Saved data entries:

┌──

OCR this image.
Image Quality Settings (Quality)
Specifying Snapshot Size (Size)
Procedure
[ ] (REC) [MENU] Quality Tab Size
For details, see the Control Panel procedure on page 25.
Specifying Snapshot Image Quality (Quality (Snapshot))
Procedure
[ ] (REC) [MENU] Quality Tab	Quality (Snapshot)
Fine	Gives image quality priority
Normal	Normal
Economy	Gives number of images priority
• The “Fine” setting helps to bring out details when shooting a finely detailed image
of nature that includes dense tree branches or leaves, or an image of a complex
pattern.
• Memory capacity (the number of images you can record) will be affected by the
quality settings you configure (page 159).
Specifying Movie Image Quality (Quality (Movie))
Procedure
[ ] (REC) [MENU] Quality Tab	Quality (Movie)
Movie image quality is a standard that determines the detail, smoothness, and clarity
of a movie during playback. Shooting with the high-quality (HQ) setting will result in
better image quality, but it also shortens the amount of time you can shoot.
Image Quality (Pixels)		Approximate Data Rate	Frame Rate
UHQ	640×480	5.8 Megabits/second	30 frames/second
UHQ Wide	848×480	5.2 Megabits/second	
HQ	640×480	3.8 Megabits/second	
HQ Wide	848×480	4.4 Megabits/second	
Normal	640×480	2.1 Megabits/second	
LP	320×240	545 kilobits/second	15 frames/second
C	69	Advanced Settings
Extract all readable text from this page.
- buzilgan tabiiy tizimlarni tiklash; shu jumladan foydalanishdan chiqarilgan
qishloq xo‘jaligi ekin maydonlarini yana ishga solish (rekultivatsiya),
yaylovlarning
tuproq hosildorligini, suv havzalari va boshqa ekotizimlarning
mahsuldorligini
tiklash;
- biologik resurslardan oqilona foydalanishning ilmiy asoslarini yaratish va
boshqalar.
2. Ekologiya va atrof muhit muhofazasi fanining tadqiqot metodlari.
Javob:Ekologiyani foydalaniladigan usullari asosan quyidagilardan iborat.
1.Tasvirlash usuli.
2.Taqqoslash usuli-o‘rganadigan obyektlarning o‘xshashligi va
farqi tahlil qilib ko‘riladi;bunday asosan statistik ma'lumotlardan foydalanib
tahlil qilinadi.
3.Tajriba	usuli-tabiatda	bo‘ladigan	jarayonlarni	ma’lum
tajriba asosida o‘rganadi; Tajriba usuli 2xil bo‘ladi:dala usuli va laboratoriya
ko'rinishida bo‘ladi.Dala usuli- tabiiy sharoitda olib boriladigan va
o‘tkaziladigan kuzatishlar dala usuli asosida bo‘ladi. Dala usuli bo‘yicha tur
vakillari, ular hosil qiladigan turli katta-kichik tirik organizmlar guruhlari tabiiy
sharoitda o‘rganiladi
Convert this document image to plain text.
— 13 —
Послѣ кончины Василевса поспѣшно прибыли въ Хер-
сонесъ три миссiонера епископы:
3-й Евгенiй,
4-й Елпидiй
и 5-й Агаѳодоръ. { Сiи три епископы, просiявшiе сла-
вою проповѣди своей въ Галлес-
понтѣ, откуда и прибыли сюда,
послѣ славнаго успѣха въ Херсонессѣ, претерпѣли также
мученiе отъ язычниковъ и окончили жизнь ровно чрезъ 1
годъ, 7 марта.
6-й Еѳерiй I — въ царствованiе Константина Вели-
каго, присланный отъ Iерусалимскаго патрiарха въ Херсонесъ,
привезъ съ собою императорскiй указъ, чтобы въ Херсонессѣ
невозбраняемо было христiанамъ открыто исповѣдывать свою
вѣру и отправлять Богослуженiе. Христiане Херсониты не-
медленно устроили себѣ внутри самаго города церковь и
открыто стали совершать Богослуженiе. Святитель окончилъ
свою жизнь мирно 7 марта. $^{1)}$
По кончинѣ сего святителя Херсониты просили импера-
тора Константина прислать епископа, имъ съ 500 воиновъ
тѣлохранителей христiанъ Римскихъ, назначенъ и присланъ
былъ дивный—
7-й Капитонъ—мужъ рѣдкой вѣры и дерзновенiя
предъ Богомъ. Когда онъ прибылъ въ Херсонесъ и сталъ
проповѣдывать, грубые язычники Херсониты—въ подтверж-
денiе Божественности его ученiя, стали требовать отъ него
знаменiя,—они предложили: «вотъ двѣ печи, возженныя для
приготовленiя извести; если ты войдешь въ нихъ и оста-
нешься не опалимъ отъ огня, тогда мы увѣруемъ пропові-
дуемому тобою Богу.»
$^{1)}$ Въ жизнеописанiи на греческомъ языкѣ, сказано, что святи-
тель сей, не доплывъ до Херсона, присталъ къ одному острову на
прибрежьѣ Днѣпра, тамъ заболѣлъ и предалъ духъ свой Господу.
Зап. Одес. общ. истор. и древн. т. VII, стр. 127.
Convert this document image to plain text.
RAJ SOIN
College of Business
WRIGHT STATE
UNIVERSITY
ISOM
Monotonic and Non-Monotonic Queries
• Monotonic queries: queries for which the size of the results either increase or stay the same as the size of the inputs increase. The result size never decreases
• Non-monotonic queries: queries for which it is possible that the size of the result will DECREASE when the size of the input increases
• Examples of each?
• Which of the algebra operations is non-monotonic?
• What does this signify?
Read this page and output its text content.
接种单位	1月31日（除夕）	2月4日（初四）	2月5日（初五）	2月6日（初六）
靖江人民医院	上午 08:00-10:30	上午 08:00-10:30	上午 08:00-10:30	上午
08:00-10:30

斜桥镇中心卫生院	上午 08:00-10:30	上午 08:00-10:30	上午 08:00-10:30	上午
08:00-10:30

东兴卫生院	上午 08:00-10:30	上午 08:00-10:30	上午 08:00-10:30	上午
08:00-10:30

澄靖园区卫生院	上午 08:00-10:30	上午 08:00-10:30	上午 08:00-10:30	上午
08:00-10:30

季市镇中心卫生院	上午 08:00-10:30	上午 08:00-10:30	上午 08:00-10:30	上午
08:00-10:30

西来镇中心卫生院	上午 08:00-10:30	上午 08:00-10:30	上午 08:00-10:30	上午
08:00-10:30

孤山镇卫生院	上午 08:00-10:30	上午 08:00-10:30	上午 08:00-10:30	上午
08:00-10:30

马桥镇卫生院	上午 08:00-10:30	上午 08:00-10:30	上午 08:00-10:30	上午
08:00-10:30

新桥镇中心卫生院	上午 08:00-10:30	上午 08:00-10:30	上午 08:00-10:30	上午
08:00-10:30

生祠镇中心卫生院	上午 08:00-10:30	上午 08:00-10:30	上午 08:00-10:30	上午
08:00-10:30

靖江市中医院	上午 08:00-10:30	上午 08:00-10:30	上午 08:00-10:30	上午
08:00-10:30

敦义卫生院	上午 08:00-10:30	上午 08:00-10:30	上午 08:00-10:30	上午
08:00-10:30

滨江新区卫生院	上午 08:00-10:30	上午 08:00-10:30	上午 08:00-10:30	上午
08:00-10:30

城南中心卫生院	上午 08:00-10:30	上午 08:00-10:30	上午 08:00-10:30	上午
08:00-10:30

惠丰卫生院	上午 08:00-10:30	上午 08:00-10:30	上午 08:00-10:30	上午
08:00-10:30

└──

### To be done
Output all of the material exactly as written.

### The answer
OCR this image.
Image Quality Settings (Quality)
Specifying Snapshot Size (Size)
Procedure
[ ] (REC) [MENU] Quality Tab Size
For details, see the Control Panel procedure on page 25.
Specifying Snapshot Image Quality (Quality (Snapshot))
Procedure
[ ] (REC) [MENU] Quality Tab	Quality (Snapshot)
Fine	Gives image quality priority
Normal	Normal
Economy	Gives number of images priority
• The “Fine” setting helps to bring out details when shooting a finely detailed image
of nature that includes dense tree branches or leaves, or an image of a complex
pattern.
• Memory capacity (the number of images you can record) will be affected by the
quality settings you configure (page 159).
Specifying Movie Image Quality (Quality (Movie))
Procedure
[ ] (REC) [MENU] Quality Tab	Quality (Movie)
Movie image quality is a standard that determines the detail, smoothness, and clarity
of a movie during playback. Shooting with the high-quality (HQ) setting will result in
better image quality, but it also shortens the amount of time you can shoot.
Image Quality (Pixels)		Approximate Data Rate	Frame Rate
UHQ	640×480	5.8 Megabits/second	30 frames/second
UHQ Wide	848×480	5.2 Megabits/second	
HQ	640×480	3.8 Megabits/second	
HQ Wide	848×480	4.4 Megabits/second	
Normal	640×480	2.1 Megabits/second	
LP	320×240	545 kilobits/second	15 frames/second
C	69	Advanced Settings
Extract all readable text from this page.
- buzilgan tabiiy tizimlarni tiklash; shu jumladan foydalanishdan chiqarilgan
qishloq xo‘jaligi ekin maydonlarini yana ishga solish (rekultivatsiya),
yaylovlarning
tuproq hosildorligini, suv havzalari va boshqa ekotizimlarning
mahsuldorligini
tiklash;
- biologik resurslardan oqilona foydalanishning ilmiy asoslarini yaratish va
boshqalar.
2. Ekologiya va atrof muhit muhofazasi fanining tadqiqot metodlari.
Javob:Ekologiyani foydalaniladigan usullari asosan quyidagilardan iborat.
1.Tasvirlash usuli.
2.Taqqoslash usuli-o‘rganadigan obyektlarning o‘xshashligi va
farqi tahlil qilib ko‘riladi;bunday asosan statistik ma'lumotlardan foydalanib
tahlil qilinadi.
3.Tajriba	usuli-tabiatda	bo‘ladigan	jarayonlarni	ma’lum
tajriba asosida o‘rganadi; Tajriba usuli 2xil bo‘ladi:dala usuli va laboratoriya
ko'rinishida bo‘ladi.Dala usuli- tabiiy sharoitda olib boriladigan va
o‘tkaziladigan kuzatishlar dala usuli asosida bo‘ladi. Dala usuli bo‘yicha tur
vakillari, ular hosil qiladigan turli katta-kichik tirik organizmlar guruhlari tabiiy
sharoitda o‘rganiladi
Convert this document image to plain text.
— 13 —
Послѣ кончины Василевса поспѣшно прибыли въ Хер-
сонесъ три миссiонера епископы:
3-й Евгенiй,
4-й Елпидiй
и 5-й Агаѳодоръ. { Сiи три епископы, просiявшiе сла-
вою проповѣди своей въ Галлес-
понтѣ, откуда и прибыли сюда,
послѣ славнаго успѣха въ Херсонессѣ, претерпѣли также
мученiе отъ язычниковъ и окончили жизнь ровно чрезъ 1
годъ, 7 марта.
6-й Еѳерiй I — въ царствованiе Константина Вели-
каго, присланный отъ Iерусалимскаго патрiарха въ Херсонесъ,
привезъ съ собою императорскiй указъ, чтобы въ Херсонессѣ
невозбраняемо было христiанамъ открыто исповѣдывать свою
вѣру и отправлять Богослуженiе. Христiане Херсониты не-
медленно устроили себѣ внутри самаго города церковь и
открыто стали совершать Богослуженiе. Святитель окончилъ
свою жизнь мирно 7 марта. $^{1)}$
По кончинѣ сего святителя Херсониты просили импера-
тора Константина прислать епископа, имъ съ 500 воиновъ
тѣлохранителей христiанъ Римскихъ, назначенъ и присланъ
былъ дивный—
7-й Капитонъ—мужъ рѣдкой вѣры и дерзновенiя
предъ Богомъ. Когда онъ прибылъ въ Херсонесъ и сталъ
проповѣдывать, грубые язычники Херсониты—въ подтверж-
денiе Божественности его ученiя, стали требовать отъ него
знаменiя,—они предложили: «вотъ двѣ печи, возженныя для
приготовленiя извести; если ты войдешь въ нихъ и оста-
нешься не опалимъ отъ огня, тогда мы увѣруемъ пропові-
дуемому тобою Богу.»
$^{1)}$ Въ жизнеописанiи на греческомъ языкѣ, сказано, что святи-
тель сей, не доплывъ до Херсона, присталъ къ одному острову на
прибрежьѣ Днѣпра, тамъ заболѣлъ и предалъ духъ свой Господу.
Зап. Одес. общ. истор. и древн. т. VII, стр. 127.
Convert this document image to plain text.
RAJ SOIN
College of Business
WRIGHT STATE
UNIVERSITY
ISOM
Monotonic and Non-Monotonic Queries
• Monotonic queries: queries for which the size of the results either increase or stay the same as the size of the inputs increase. The result size never decreases
• Non-monotonic queries: queries for which it is possible that the size of the result will DECREASE when the size of the input increases
• Examples of each?
• Which of the algebra operations is non-monotonic?
• What does this signify?
Read this page and output its text content.
接种单位	1月31日（除夕）	2月4日（初四）	2月5日（初五）	2月6日（初六）
靖江人民医院	上午 08:00-10:30	上午 08:00-10:30	上午 08:00-10:30	上午
08:00-10:30

斜桥镇中心卫生院	上午 08:00-10:30	上午 08:00-10:30	上午 08:00-10:30	上午
08:00-10:30

东兴卫生院	上午 08:00-10:30	上午 08:00-10:30	上午 08:00-10:30	上午
08:00-10:30

澄靖园区卫生院	上午 08:00-10:30	上午 08:00-10:30	上午 08:00-10:30	上午
08:00-10:30

季市镇中心卫生院	上午 08:00-10:30	上午 08:00-10:30	上午 08:00-10:30	上午
08:00-10:30

西来镇中心卫生院	上午 08:00-10:30	上午 08:00-10:30	上午 08:00-10:30	上午
08:00-10:30

孤山镇卫生院	上午 08:00-10:30	上午 08:00-10:30	上午 08:00-10:30	上午
08:00-10:30

马桥镇卫生院	上午 08:00-10:30	上午 08:00-10:30	上午 08:00-10:30	上午
08:00-10:30

新桥镇中心卫生院	上午 08:00-10:30	上午 08:00-10:30	上午 08:00-10:30	上午
08:00-10:30

生祠镇中心卫生院	上午 08:00-10:30	上午 08:00-10:30	上午 08:00-10:30	上午
08:00-10:30

靖江市中医院	上午 08:00-10:30	上午 08:00-10:30	上午 08:00-10:30	上午
08:00-10:30

敦义卫生院	上午 08:00-10:30	上午 08:00-10:30	上午 08:00-10:30	上午
08:00-10:30

滨江新区卫生院	上午 08:00-10:30	上午 08:00-10:30	上午 08:00-10:30	上午
08:00-10:30

城南中心卫生院	上午 08:00-10:30	上午 08:00-10:30	上午 08:00-10:30	上午
08:00-10:30

惠丰卫生院	上午 08:00-10:30	上午 08:00-10:30	上午 08:00-10:30	上午
08:00-10:30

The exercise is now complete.